[Items from a figure collection]
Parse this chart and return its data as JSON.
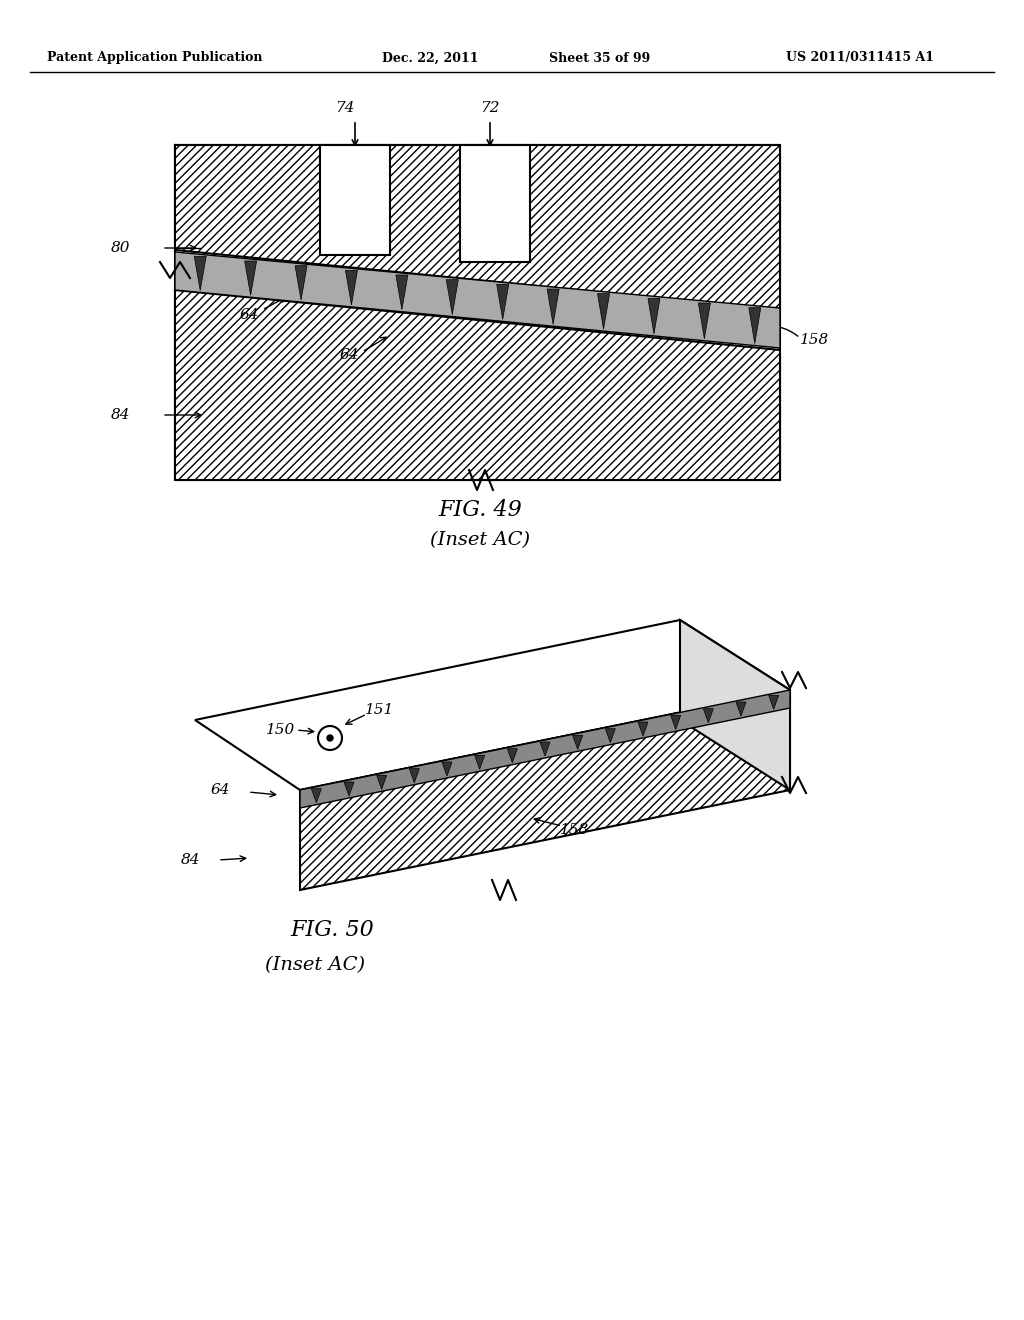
{
  "bg_color": "#ffffff",
  "header_text": "Patent Application Publication",
  "header_date": "Dec. 22, 2011",
  "header_sheet": "Sheet 35 of 99",
  "header_patent": "US 2011/0311415 A1",
  "fig49_title": "FIG. 49",
  "fig49_subtitle": "(Inset AC)",
  "fig50_title": "FIG. 50",
  "fig50_subtitle": "(Inset AC)",
  "line_color": "#000000",
  "hatch_color": "#555555",
  "dark_gray": "#444444",
  "light_gray": "#cccccc"
}
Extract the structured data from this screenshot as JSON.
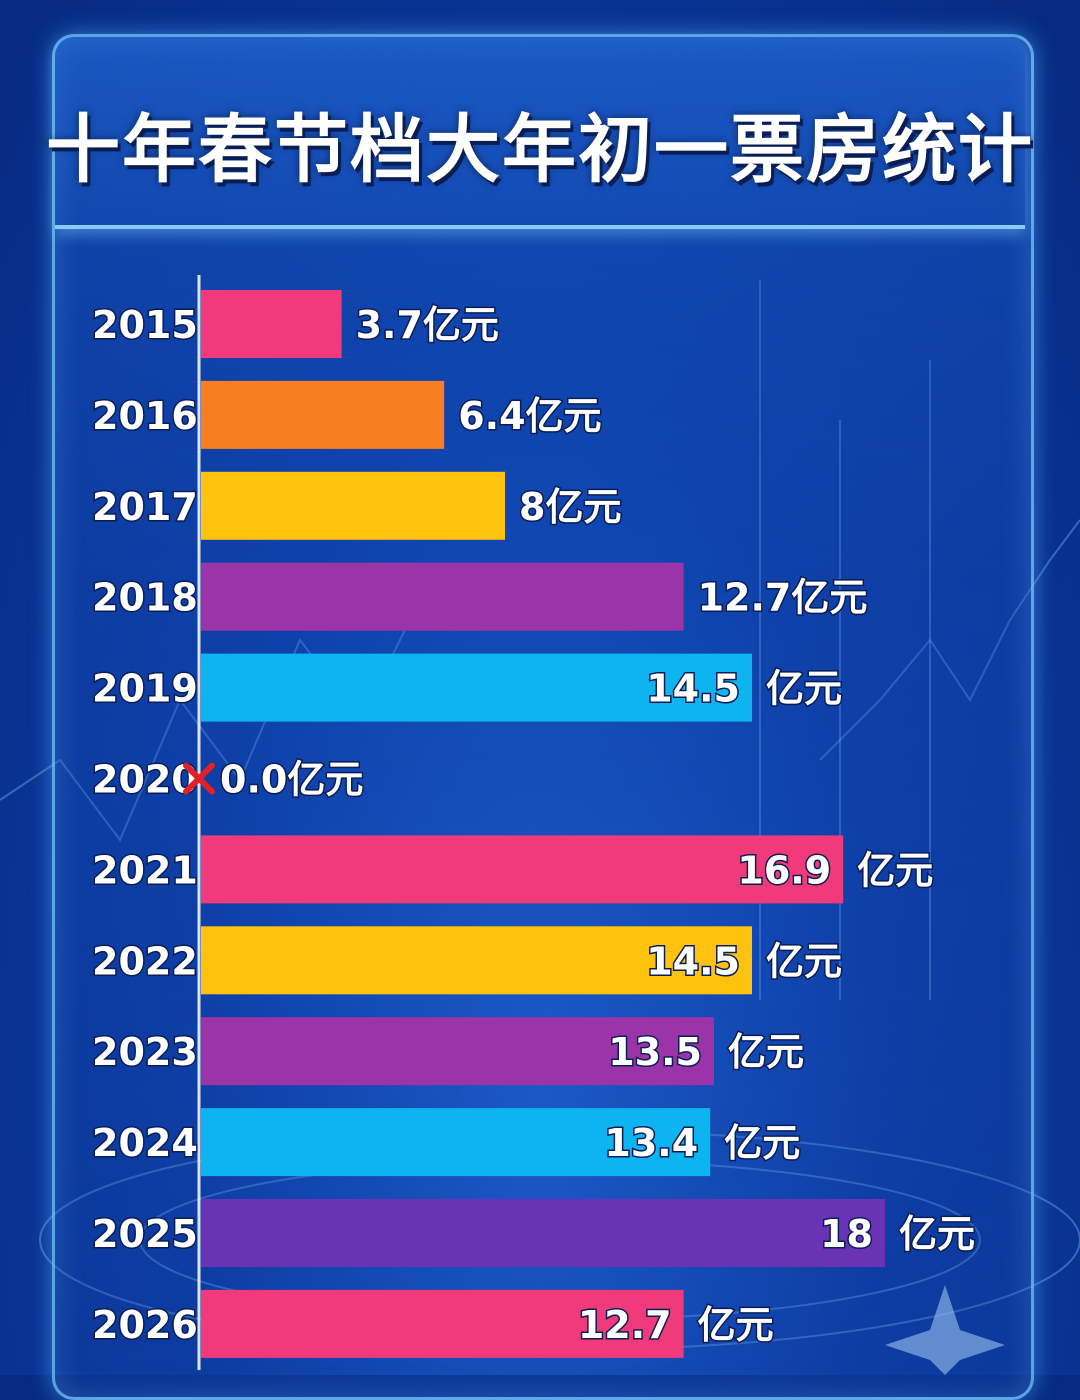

- EXERCISE AIM
Every line of the data should be copied as it stands, without the images.

- EXERCISE RESPONSE
Parse this chart and return its data as JSON.
{
  "bg_color": "#ffffff",
  "header_text": "Patent Application Publication",
  "header_date": "Dec. 22, 2011",
  "header_sheet": "Sheet 35 of 99",
  "header_patent": "US 2011/0311415 A1",
  "fig49_title": "FIG. 49",
  "fig49_subtitle": "(Inset AC)",
  "fig50_title": "FIG. 50",
  "fig50_subtitle": "(Inset AC)",
  "line_color": "#000000",
  "hatch_color": "#555555",
  "dark_gray": "#444444",
  "light_gray": "#cccccc"
}
Extract the structured data from this screenshot as JSON.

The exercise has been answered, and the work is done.